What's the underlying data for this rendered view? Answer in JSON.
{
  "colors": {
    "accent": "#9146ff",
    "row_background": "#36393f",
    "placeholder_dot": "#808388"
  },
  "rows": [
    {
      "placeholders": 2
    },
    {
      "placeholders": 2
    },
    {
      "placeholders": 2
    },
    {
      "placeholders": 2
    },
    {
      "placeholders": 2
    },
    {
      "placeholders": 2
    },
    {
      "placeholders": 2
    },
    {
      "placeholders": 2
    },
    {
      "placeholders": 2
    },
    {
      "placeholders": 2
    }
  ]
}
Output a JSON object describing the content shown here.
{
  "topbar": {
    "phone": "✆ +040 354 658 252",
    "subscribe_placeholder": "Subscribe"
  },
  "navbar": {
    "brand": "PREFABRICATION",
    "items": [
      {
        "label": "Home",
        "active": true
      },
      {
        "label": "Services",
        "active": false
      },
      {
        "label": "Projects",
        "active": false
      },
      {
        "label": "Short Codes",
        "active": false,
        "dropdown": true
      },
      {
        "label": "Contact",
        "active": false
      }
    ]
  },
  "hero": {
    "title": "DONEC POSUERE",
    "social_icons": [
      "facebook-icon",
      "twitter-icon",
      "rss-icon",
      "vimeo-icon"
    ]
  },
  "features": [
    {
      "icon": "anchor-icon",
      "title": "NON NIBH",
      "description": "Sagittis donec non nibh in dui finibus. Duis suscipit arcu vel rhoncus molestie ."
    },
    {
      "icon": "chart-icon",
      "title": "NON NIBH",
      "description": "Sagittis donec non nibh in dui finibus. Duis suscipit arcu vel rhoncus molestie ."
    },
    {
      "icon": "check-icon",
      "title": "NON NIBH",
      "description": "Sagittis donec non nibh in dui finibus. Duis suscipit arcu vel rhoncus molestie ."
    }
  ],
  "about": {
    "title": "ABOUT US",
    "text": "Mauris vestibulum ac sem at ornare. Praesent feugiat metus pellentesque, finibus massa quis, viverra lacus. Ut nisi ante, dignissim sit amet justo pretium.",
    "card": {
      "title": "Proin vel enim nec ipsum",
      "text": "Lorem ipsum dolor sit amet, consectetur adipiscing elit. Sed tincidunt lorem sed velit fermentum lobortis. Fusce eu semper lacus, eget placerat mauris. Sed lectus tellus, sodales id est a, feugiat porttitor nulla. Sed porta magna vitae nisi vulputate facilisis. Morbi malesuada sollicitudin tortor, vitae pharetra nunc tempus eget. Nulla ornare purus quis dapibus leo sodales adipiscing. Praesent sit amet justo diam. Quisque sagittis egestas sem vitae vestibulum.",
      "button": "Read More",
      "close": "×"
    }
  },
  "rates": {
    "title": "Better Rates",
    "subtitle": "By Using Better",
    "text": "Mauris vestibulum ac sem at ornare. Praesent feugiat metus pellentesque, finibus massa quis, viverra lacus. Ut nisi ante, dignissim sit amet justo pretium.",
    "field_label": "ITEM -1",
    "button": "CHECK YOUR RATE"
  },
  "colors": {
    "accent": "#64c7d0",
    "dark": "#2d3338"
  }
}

*SET TASK*: In the entries above, count every line containing the word "JSON". Write only the total.

*IN RESPONSE*: 2